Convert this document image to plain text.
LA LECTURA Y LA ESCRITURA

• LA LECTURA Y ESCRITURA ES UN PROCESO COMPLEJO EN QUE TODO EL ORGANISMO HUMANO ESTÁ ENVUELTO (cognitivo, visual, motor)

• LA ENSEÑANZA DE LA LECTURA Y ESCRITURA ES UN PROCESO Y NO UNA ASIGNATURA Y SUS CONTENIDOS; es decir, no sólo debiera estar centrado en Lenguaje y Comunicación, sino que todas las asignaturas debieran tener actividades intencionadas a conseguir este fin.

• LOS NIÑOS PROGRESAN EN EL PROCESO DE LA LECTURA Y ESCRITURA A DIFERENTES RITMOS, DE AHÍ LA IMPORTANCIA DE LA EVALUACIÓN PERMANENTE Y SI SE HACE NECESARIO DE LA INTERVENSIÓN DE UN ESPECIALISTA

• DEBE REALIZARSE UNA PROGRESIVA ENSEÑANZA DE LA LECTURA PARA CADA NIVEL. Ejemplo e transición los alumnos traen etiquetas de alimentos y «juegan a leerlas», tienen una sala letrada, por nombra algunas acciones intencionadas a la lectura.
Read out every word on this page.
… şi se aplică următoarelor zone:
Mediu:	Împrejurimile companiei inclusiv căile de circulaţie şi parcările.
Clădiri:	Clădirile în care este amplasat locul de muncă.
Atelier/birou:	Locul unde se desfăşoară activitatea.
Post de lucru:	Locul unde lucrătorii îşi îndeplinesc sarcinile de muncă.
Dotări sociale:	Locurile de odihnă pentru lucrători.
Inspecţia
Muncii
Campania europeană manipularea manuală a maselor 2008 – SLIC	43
++++++++
Word for word, write out all of the data above.

__The completed task__:
Convert this document image to plain text.
LA LECTURA Y LA ESCRITURA

• LA LECTURA Y ESCRITURA ES UN PROCESO COMPLEJO EN QUE TODO EL ORGANISMO HUMANO ESTÁ ENVUELTO (cognitivo, visual, motor)

• LA ENSEÑANZA DE LA LECTURA Y ESCRITURA ES UN PROCESO Y NO UNA ASIGNATURA Y SUS CONTENIDOS; es decir, no sólo debiera estar centrado en Lenguaje y Comunicación, sino que todas las asignaturas debieran tener actividades intencionadas a conseguir este fin.

• LOS NIÑOS PROGRESAN EN EL PROCESO DE LA LECTURA Y ESCRITURA A DIFERENTES RITMOS, DE AHÍ LA IMPORTANCIA DE LA EVALUACIÓN PERMANENTE Y SI SE HACE NECESARIO DE LA INTERVENSIÓN DE UN ESPECIALISTA

• DEBE REALIZARSE UNA PROGRESIVA ENSEÑANZA DE LA LECTURA PARA CADA NIVEL. Ejemplo e transición los alumnos traen etiquetas de alimentos y «juegan a leerlas», tienen una sala letrada, por nombra algunas acciones intencionadas a la lectura.
Read out every word on this page.
… şi se aplică următoarelor zone:
Mediu:	Împrejurimile companiei inclusiv căile de circulaţie şi parcările.
Clădiri:	Clădirile în care este amplasat locul de muncă.
Atelier/birou:	Locul unde se desfăşoară activitatea.
Post de lucru:	Locul unde lucrătorii îşi îndeplinesc sarcinile de muncă.
Dotări sociale:	Locurile de odihnă pentru lucrători.
Inspecţia
Muncii
Campania europeană manipularea manuală a maselor 2008 – SLIC	43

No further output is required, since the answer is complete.